>> Begin ENTRIES SUPPLIED

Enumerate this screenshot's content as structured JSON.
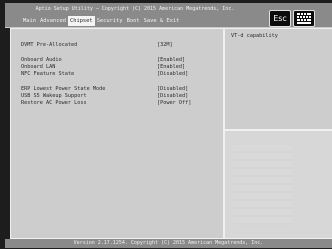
{
  "header": {
    "title": "Aptio Setup Utility – Copyright (C) 2015 American Megatrends, Inc.",
    "tabs": [
      "Main",
      "Advanced",
      "Chipset",
      "Security",
      "Boot",
      "Save & Exit"
    ],
    "active_tab": "Chipset",
    "esc_label": "Esc"
  },
  "settings": {
    "rows": [
      {
        "label": "DVMT Pre-Allocated",
        "value": "[32M]"
      },
      {
        "label": "Onboard Audio",
        "value": "[Enabled]"
      },
      {
        "label": "Onboard LAN",
        "value": "[Enabled]"
      },
      {
        "label": "NFC Feature State",
        "value": "[Disabled]"
      },
      {
        "label": "ERP Lowest Power State Mode",
        "value": "[Disabled]"
      },
      {
        "label": "USB S5 Wakeup Support",
        "value": "[Disabled]"
      },
      {
        "label": "Restore AC Power Loss",
        "value": "[Power Off]"
      }
    ]
  },
  "help": {
    "text": "VT-d capability"
  },
  "footer": {
    "text": "Version 2.17.1254. Copyright (C) 2015 American Megatrends, Inc."
  }
}
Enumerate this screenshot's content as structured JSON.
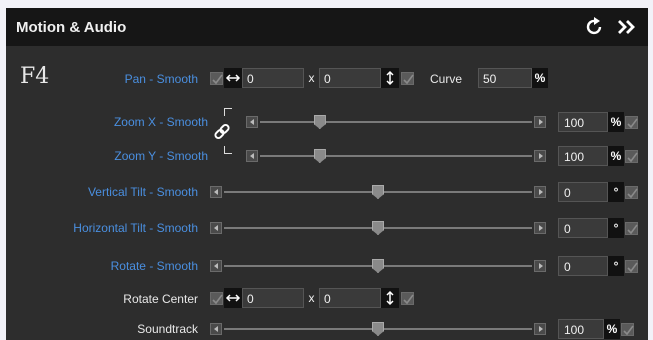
{
  "panel": {
    "title": "Motion & Audio",
    "badge": "F4"
  },
  "pan": {
    "label": "Pan - Smooth",
    "x_value": "0",
    "x_sep": "x",
    "y_value": "0",
    "curve_label": "Curve",
    "curve_value": "50",
    "curve_unit": "%"
  },
  "sliders": [
    {
      "label": "Zoom X - Smooth",
      "value": "100",
      "unit": "%",
      "level": 0.22,
      "color": "blue"
    },
    {
      "label": "Zoom Y - Smooth",
      "value": "100",
      "unit": "%",
      "level": 0.22,
      "color": "blue"
    },
    {
      "label": "Vertical Tilt - Smooth",
      "value": "0",
      "unit": "°",
      "level": 0.5,
      "color": "blue"
    },
    {
      "label": "Horizontal Tilt - Smooth",
      "value": "0",
      "unit": "°",
      "level": 0.5,
      "color": "blue"
    },
    {
      "label": "Rotate - Smooth",
      "value": "0",
      "unit": "°",
      "level": 0.5,
      "color": "blue"
    }
  ],
  "rotate_center": {
    "label": "Rotate Center",
    "x_value": "0",
    "x_sep": "x",
    "y_value": "0"
  },
  "soundtrack": {
    "label": "Soundtrack",
    "value": "100",
    "unit": "%",
    "level": 0.5
  },
  "icons": {
    "reset": "reset-icon",
    "expand": "double-chevron-right-icon",
    "link": "chain-link-icon"
  },
  "colors": {
    "label_blue": "#4a8fe0",
    "panel_bg": "#2d2d2d",
    "header_bg": "#161616"
  }
}
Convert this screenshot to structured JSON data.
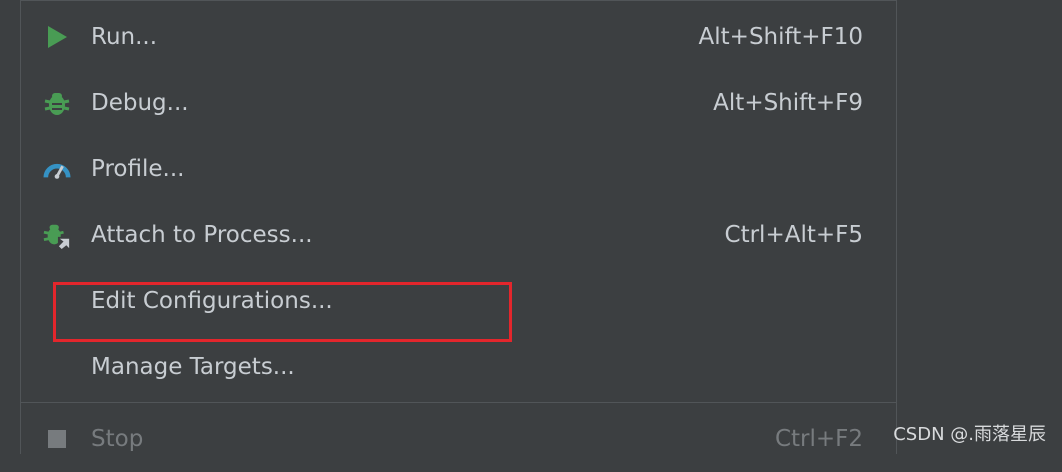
{
  "menu": {
    "items": [
      {
        "label": "Run...",
        "shortcut": "Alt+Shift+F10",
        "icon": "run-icon"
      },
      {
        "label": "Debug...",
        "shortcut": "Alt+Shift+F9",
        "icon": "debug-icon"
      },
      {
        "label": "Profile...",
        "shortcut": "",
        "icon": "profile-icon"
      },
      {
        "label": "Attach to Process...",
        "shortcut": "Ctrl+Alt+F5",
        "icon": "attach-process-icon"
      },
      {
        "label": "Edit Configurations...",
        "shortcut": "",
        "icon": ""
      },
      {
        "label": "Manage Targets...",
        "shortcut": "",
        "icon": ""
      },
      {
        "label": "Stop",
        "shortcut": "Ctrl+F2",
        "icon": "stop-icon",
        "disabled": true
      }
    ]
  },
  "watermark": "CSDN @.雨落星辰",
  "colors": {
    "background": "#3c3f41",
    "text": "#c8cdd2",
    "disabled_text": "#777b7e",
    "run_green": "#499c54",
    "profile_blue": "#3592c4",
    "highlight_red": "#e3262c"
  }
}
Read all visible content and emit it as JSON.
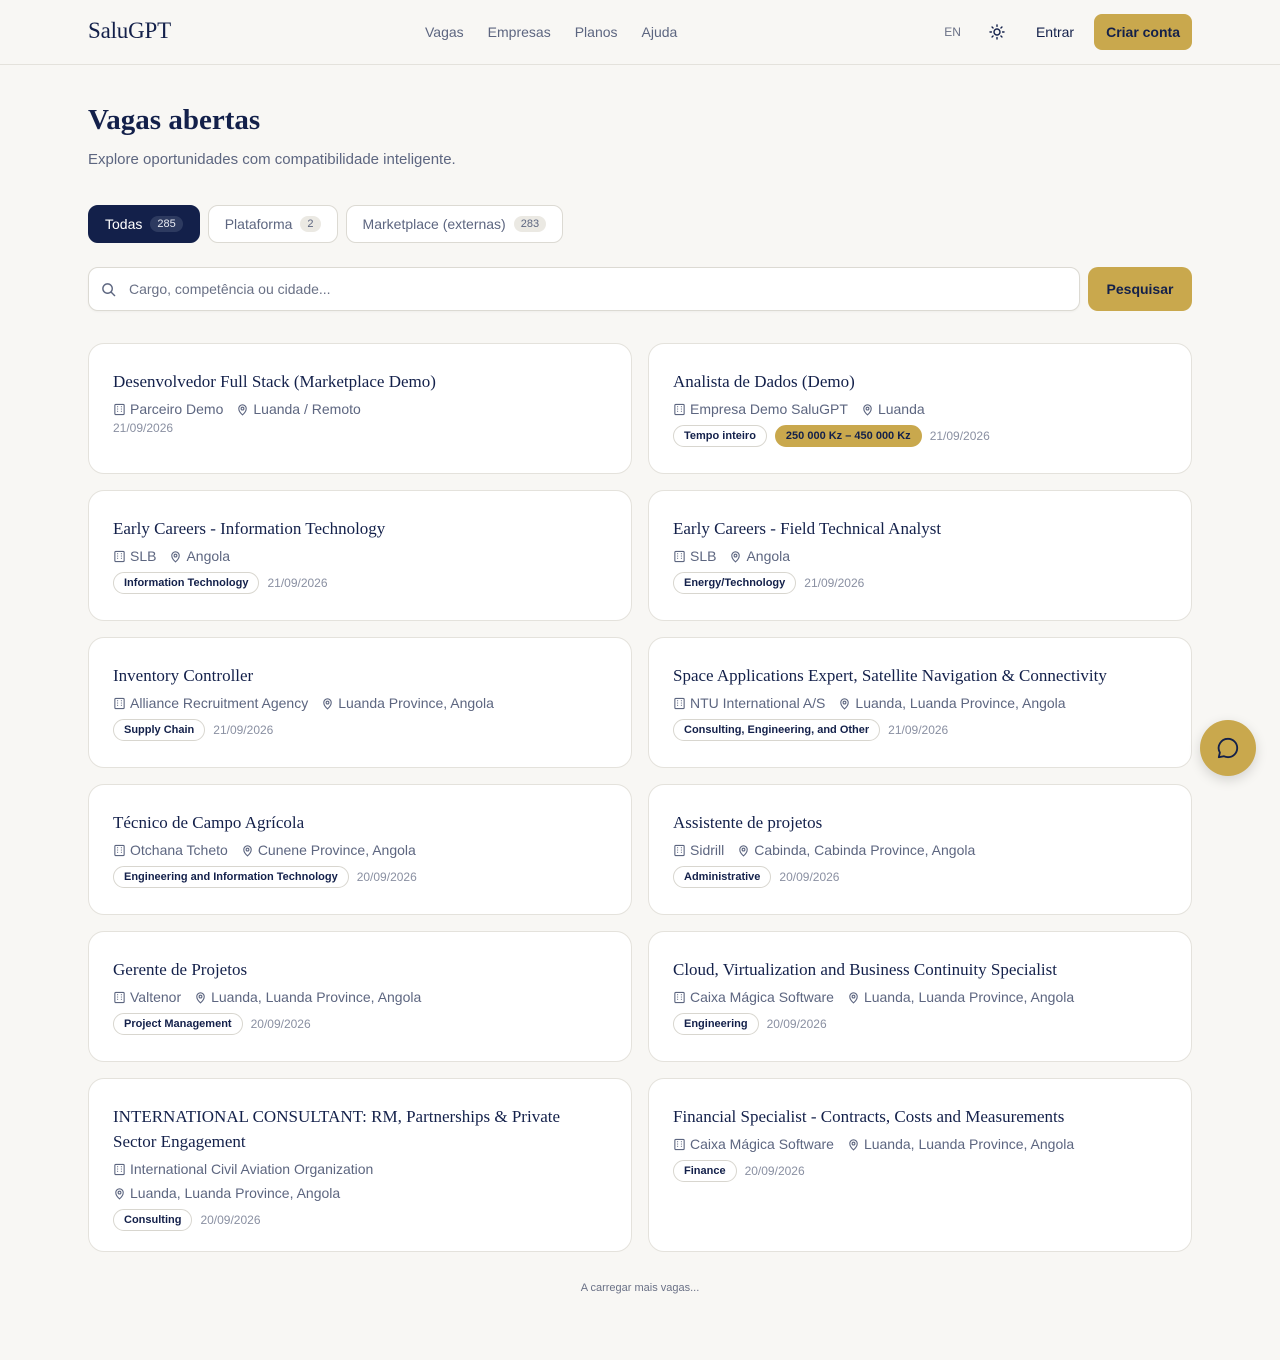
{
  "header": {
    "logo": "SaluGPT",
    "nav": [
      "Vagas",
      "Empresas",
      "Planos",
      "Ajuda"
    ],
    "lang": "EN",
    "login": "Entrar",
    "signup": "Criar conta"
  },
  "page": {
    "title": "Vagas abertas",
    "subtitle": "Explore oportunidades com compatibilidade inteligente."
  },
  "tabs": [
    {
      "label": "Todas",
      "count": "285",
      "active": true
    },
    {
      "label": "Plataforma",
      "count": "2",
      "active": false
    },
    {
      "label": "Marketplace (externas)",
      "count": "283",
      "active": false
    }
  ],
  "search": {
    "placeholder": "Cargo, competência ou cidade...",
    "value": "",
    "button": "Pesquisar"
  },
  "jobs": [
    {
      "title": "Desenvolvedor Full Stack (Marketplace Demo)",
      "company": "Parceiro Demo",
      "location": "Luanda / Remoto",
      "tags": [],
      "salary": "",
      "date": "21/09/2026"
    },
    {
      "title": "Analista de Dados (Demo)",
      "company": "Empresa Demo SaluGPT",
      "location": "Luanda",
      "tags": [
        "Tempo inteiro"
      ],
      "salary": "250 000 Kz – 450 000 Kz",
      "date": "21/09/2026"
    },
    {
      "title": "Early Careers - Information Technology",
      "company": "SLB",
      "location": "Angola",
      "tags": [
        "Information Technology"
      ],
      "salary": "",
      "date": "21/09/2026"
    },
    {
      "title": "Early Careers - Field Technical Analyst",
      "company": "SLB",
      "location": "Angola",
      "tags": [
        "Energy/Technology"
      ],
      "salary": "",
      "date": "21/09/2026"
    },
    {
      "title": "Inventory Controller",
      "company": "Alliance Recruitment Agency",
      "location": "Luanda Province, Angola",
      "tags": [
        "Supply Chain"
      ],
      "salary": "",
      "date": "21/09/2026"
    },
    {
      "title": "Space Applications Expert, Satellite Navigation & Connectivity",
      "company": "NTU International A/S",
      "location": "Luanda, Luanda Province, Angola",
      "tags": [
        "Consulting, Engineering, and Other"
      ],
      "salary": "",
      "date": "21/09/2026"
    },
    {
      "title": "Técnico de Campo Agrícola",
      "company": "Otchana Tcheto",
      "location": "Cunene Province, Angola",
      "tags": [
        "Engineering and Information Technology"
      ],
      "salary": "",
      "date": "20/09/2026"
    },
    {
      "title": "Assistente de projetos",
      "company": "Sidrill",
      "location": "Cabinda, Cabinda Province, Angola",
      "tags": [
        "Administrative"
      ],
      "salary": "",
      "date": "20/09/2026"
    },
    {
      "title": "Gerente de Projetos",
      "company": "Valtenor",
      "location": "Luanda, Luanda Province, Angola",
      "tags": [
        "Project Management"
      ],
      "salary": "",
      "date": "20/09/2026"
    },
    {
      "title": "Cloud, Virtualization and Business Continuity Specialist",
      "company": "Caixa Mágica Software",
      "location": "Luanda, Luanda Province, Angola",
      "tags": [
        "Engineering"
      ],
      "salary": "",
      "date": "20/09/2026"
    },
    {
      "title": "INTERNATIONAL CONSULTANT: RM, Partnerships & Private Sector Engagement",
      "company": "International Civil Aviation Organization",
      "location": "Luanda, Luanda Province, Angola",
      "tags": [
        "Consulting"
      ],
      "salary": "",
      "date": "20/09/2026"
    },
    {
      "title": "Financial Specialist - Contracts, Costs and Measurements",
      "company": "Caixa Mágica Software",
      "location": "Luanda, Luanda Province, Angola",
      "tags": [
        "Finance"
      ],
      "salary": "",
      "date": "20/09/2026"
    }
  ],
  "loading": "A carregar mais vagas...",
  "icons": {
    "theme": "sun-icon",
    "search": "search-icon",
    "company": "building-icon",
    "location": "map-pin-icon",
    "chat": "chat-bubble-icon"
  },
  "colors": {
    "navy": "#13204a",
    "gold": "#c9a84d",
    "background": "#f8f7f4"
  }
}
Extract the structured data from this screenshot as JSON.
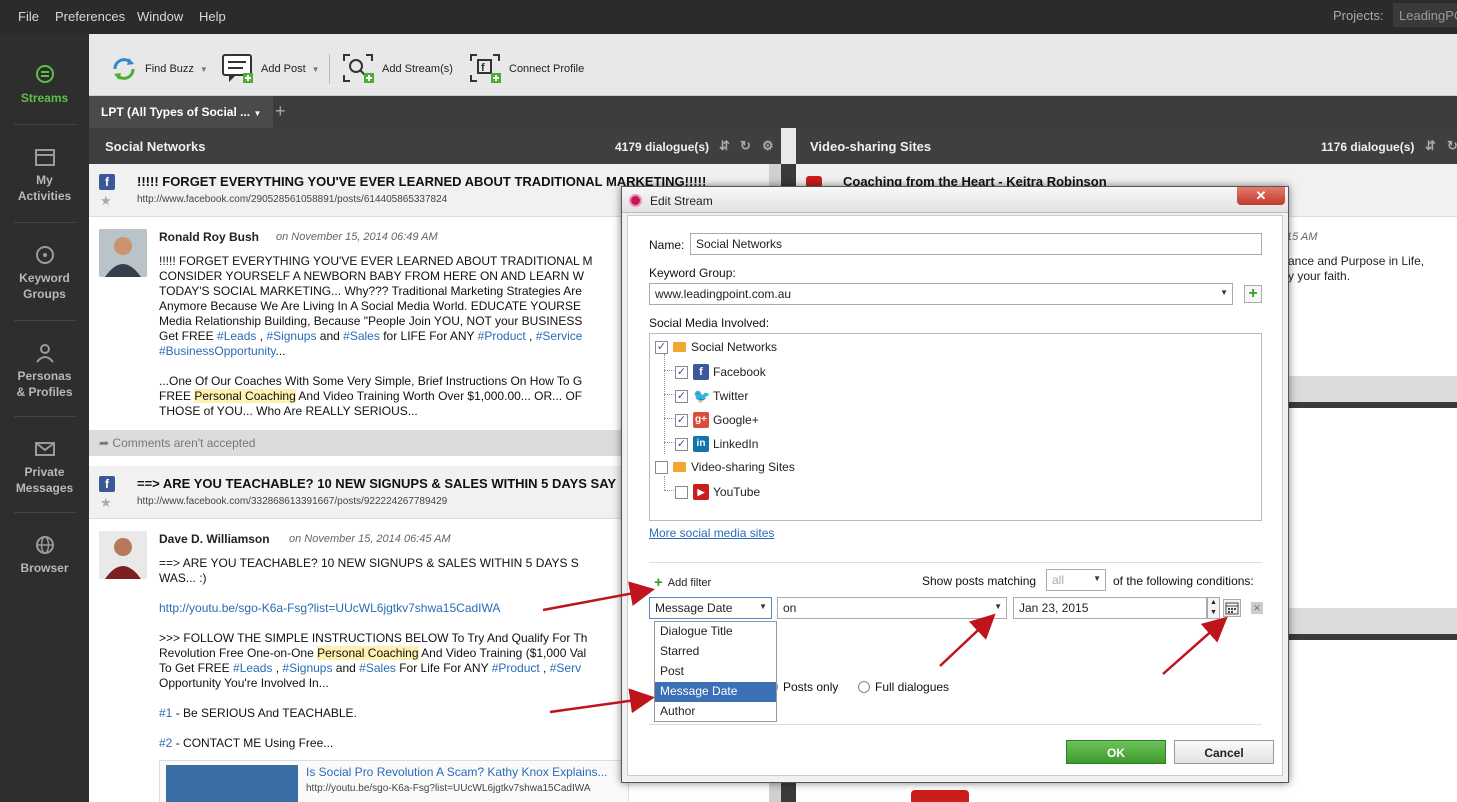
{
  "menu": {
    "file": "File",
    "preferences": "Preferences",
    "window": "Window",
    "help": "Help",
    "projects_label": "Projects:",
    "project_value": "LeadingPC"
  },
  "sidebar": [
    {
      "label1": "Streams",
      "label2": ""
    },
    {
      "label1": "My",
      "label2": "Activities"
    },
    {
      "label1": "Keyword",
      "label2": "Groups"
    },
    {
      "label1": "Personas",
      "label2": "& Profiles"
    },
    {
      "label1": "Private",
      "label2": "Messages"
    },
    {
      "label1": "Browser",
      "label2": ""
    }
  ],
  "toolbar": {
    "find_buzz": "Find Buzz",
    "add_post": "Add Post",
    "add_streams": "Add Stream(s)",
    "connect_profile": "Connect Profile"
  },
  "tab": {
    "label": "LPT (All Types of Social ...",
    "plus": "+"
  },
  "col1": {
    "title": "Social Networks",
    "count": "4179 dialogue(s)",
    "post1": {
      "title": "!!!!! FORGET EVERYTHING YOU'VE EVER LEARNED ABOUT TRADITIONAL MARKETING!!!!!",
      "link": "http://www.facebook.com/290528561058891/posts/614405865337824",
      "author": "Ronald Roy Bush",
      "date": "on November 15, 2014 06:49 AM",
      "l1": "!!!!! FORGET EVERYTHING YOU'VE EVER LEARNED ABOUT TRADITIONAL M",
      "l2": "CONSIDER YOURSELF A NEWBORN BABY FROM HERE ON AND LEARN W",
      "l3": "TODAY'S SOCIAL MARKETING... Why??? Traditional Marketing Strategies Are",
      "l4": "Anymore Because We Are Living In A Social Media World. EDUCATE YOURSE",
      "l5": "Media Relationship Building, Because \"People Join YOU, NOT your BUSINESS",
      "l6a": "Get FREE ",
      "l6b": "#Leads",
      "l6c": " , ",
      "l6d": "#Signups",
      "l6e": " and ",
      "l6f": "#Sales",
      "l6g": " for LIFE For ANY ",
      "l6h": "#Product",
      "l6i": " , ",
      "l6j": "#Service",
      "l7a": "#BusinessOpportunity",
      "l7b": "...",
      "l8": "...One Of Our Coaches With Some Very Simple, Brief Instructions On How To G",
      "l9a": "FREE ",
      "l9b": "Personal Coaching",
      "l9c": " And Video Training Worth Over $1,000.00... OR... OF",
      "l10": "THOSE of YOU... Who Are REALLY SERIOUS...",
      "comments": "Comments aren't accepted"
    },
    "post2": {
      "title": "==> ARE YOU TEACHABLE? 10 NEW SIGNUPS & SALES WITHIN 5 DAYS SAY",
      "link": "http://www.facebook.com/332868613391667/posts/922224267789429",
      "author": "Dave D. Williamson",
      "date": "on November 15, 2014 06:45 AM",
      "l1": "==> ARE YOU TEACHABLE? 10 NEW SIGNUPS & SALES WITHIN 5 DAYS S",
      "l2": "WAS... :)",
      "l3": "http://youtu.be/sgo-K6a-Fsg?list=UUcWL6jgtkv7shwa15CadIWA",
      "l4": ">>> FOLLOW THE SIMPLE INSTRUCTIONS BELOW To Try And Qualify For Th",
      "l5a": "Revolution Free One-on-One ",
      "l5b": "Personal Coaching",
      "l5c": " And Video Training ($1,000 Val",
      "l6a": "To Get FREE ",
      "l6b": "#Leads",
      "l6c": " , ",
      "l6d": "#Signups",
      "l6e": " and ",
      "l6f": "#Sales",
      "l6g": " For Life For ANY ",
      "l6h": "#Product",
      "l6i": " , ",
      "l6j": "#Serv",
      "l7": "Opportunity You're Involved In...",
      "l8a": "#1",
      "l8b": " - Be SERIOUS And TEACHABLE.",
      "l9a": "#2",
      "l9b": " - CONTACT ME Using Free...",
      "embed_title": "Is Social Pro Revolution A Scam? Kathy Knox Explains...",
      "embed_link": "http://youtu.be/sgo-K6a-Fsg?list=UUcWL6jgtkv7shwa15CadIWA"
    }
  },
  "col2": {
    "title": "Video-sharing Sites",
    "count": "1176 dialogue(s)",
    "post1_title": "Coaching from the Heart - Keitra Robinson",
    "date_frag": "15 AM",
    "text1": "ance and Purpose in Life,",
    "text2": "y your faith."
  },
  "dialog": {
    "title": "Edit Stream",
    "close": "✕",
    "name_label": "Name:",
    "name_value": "Social Networks",
    "kg_label": "Keyword Group:",
    "kg_value": "www.leadingpoint.com.au",
    "smi_label": "Social Media Involved:",
    "tree": {
      "social_networks": "Social Networks",
      "facebook": "Facebook",
      "twitter": "Twitter",
      "googleplus": "Google+",
      "linkedin": "LinkedIn",
      "video_sites": "Video-sharing Sites",
      "youtube": "YouTube"
    },
    "more_sites": "More social media sites",
    "add_filter": "Add filter",
    "show_posts": "Show posts matching",
    "match_value": "all",
    "of_following": "of the following conditions:",
    "field_value": "Message Date",
    "op_value": "on",
    "date_value": "Jan 23, 2015",
    "dropdown": [
      "Dialogue Title",
      "Starred",
      "Post",
      "Message Date",
      "Author"
    ],
    "posts_only": "Posts only",
    "full_dialogues": "Full dialogues",
    "ok": "OK",
    "cancel": "Cancel"
  },
  "colors": {
    "accent_green": "#4caf2f",
    "link_blue": "#2a6bb8",
    "selection": "#3b6fb6",
    "annotation_arrow": "#c0141c"
  }
}
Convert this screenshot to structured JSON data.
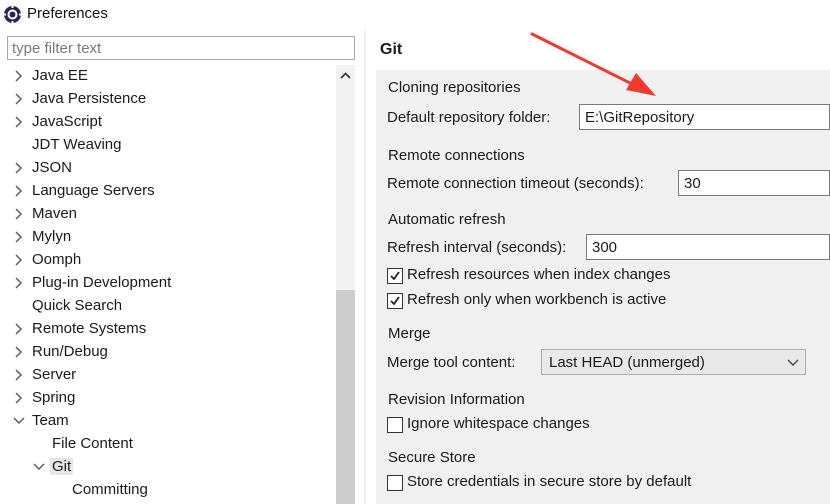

>> End ENTRIES SUPPLIED

CHALLENGE: From the entries above, pull out each line that includes "November".

FULL SOLUTION:
      "date": "on November 15, 2014 06:49 AM",
      "date": "on November 15, 2014 06:45 AM",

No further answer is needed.